A block of data
● ● ● ● ● ● ●

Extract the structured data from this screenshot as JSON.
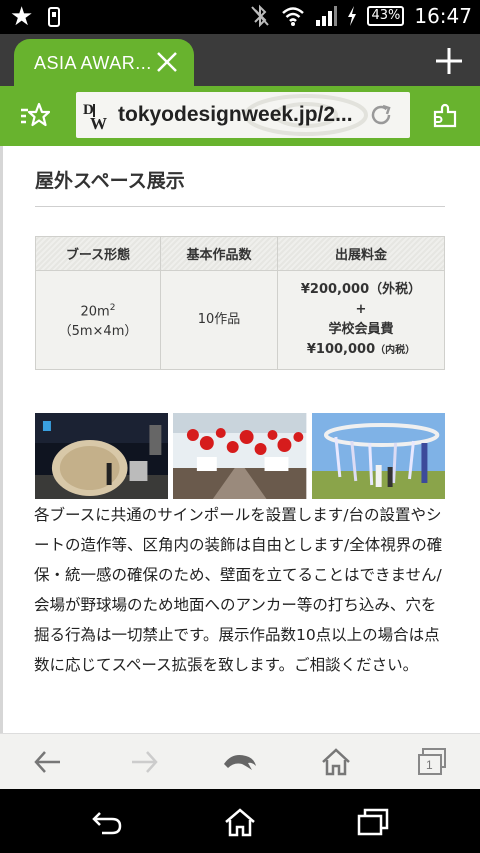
{
  "status_bar": {
    "battery": "43%",
    "time": "16:47"
  },
  "tab": {
    "title": "ASIA AWAR..."
  },
  "address_bar": {
    "logo": "DW",
    "url": "tokyodesignweek.jp/2..."
  },
  "content": {
    "section_title": "屋外スペース展示",
    "table": {
      "headers": [
        "ブース形態",
        "基本作品数",
        "出展料金"
      ],
      "booth_size": "20m",
      "booth_size_sup": "2",
      "booth_dims": "（5m×4m）",
      "works": "10作品",
      "fee_main": "¥200,000（外税）",
      "fee_plus": "+",
      "fee_member_label": "学校会員費",
      "fee_member_amount": "¥100,000",
      "fee_member_note": "（内税）"
    },
    "description": "各ブースに共通のサインポールを設置します/台の設置やシートの造作等、区角内の装飾は自由とします/全体視界の確保・統一感の確保のため、壁面を立てることはできません/会場が野球場のため地面へのアンカー等の打ち込み、穴を掘る行為は一切禁止です。展示作品数10点以上の場合は点数に応じてスペース拡張を致します。ご相談ください。"
  },
  "bottom_bar": {
    "tab_count": "1"
  },
  "colors": {
    "accent": "#68b32e",
    "tab_strip": "#3b3b3b"
  }
}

● ● ● ● ● ● ●

→ **WHAT NEEDS TO BE DONE**
Repeat the data exactly, without the pictures.

→ **RESULT OF THIS EXERCISE**
Extract the structured data from this screenshot as JSON.
{
  "status_bar": {
    "battery": "43%",
    "time": "16:47"
  },
  "tab": {
    "title": "ASIA AWAR..."
  },
  "address_bar": {
    "logo": "DW",
    "url": "tokyodesignweek.jp/2..."
  },
  "content": {
    "section_title": "屋外スペース展示",
    "table": {
      "headers": [
        "ブース形態",
        "基本作品数",
        "出展料金"
      ],
      "booth_size": "20m",
      "booth_size_sup": "2",
      "booth_dims": "（5m×4m）",
      "works": "10作品",
      "fee_main": "¥200,000（外税）",
      "fee_plus": "+",
      "fee_member_label": "学校会員費",
      "fee_member_amount": "¥100,000",
      "fee_member_note": "（内税）"
    },
    "description": "各ブースに共通のサインポールを設置します/台の設置やシートの造作等、区角内の装飾は自由とします/全体視界の確保・統一感の確保のため、壁面を立てることはできません/会場が野球場のため地面へのアンカー等の打ち込み、穴を掘る行為は一切禁止です。展示作品数10点以上の場合は点数に応じてスペース拡張を致します。ご相談ください。"
  },
  "bottom_bar": {
    "tab_count": "1"
  },
  "colors": {
    "accent": "#68b32e",
    "tab_strip": "#3b3b3b"
  }
}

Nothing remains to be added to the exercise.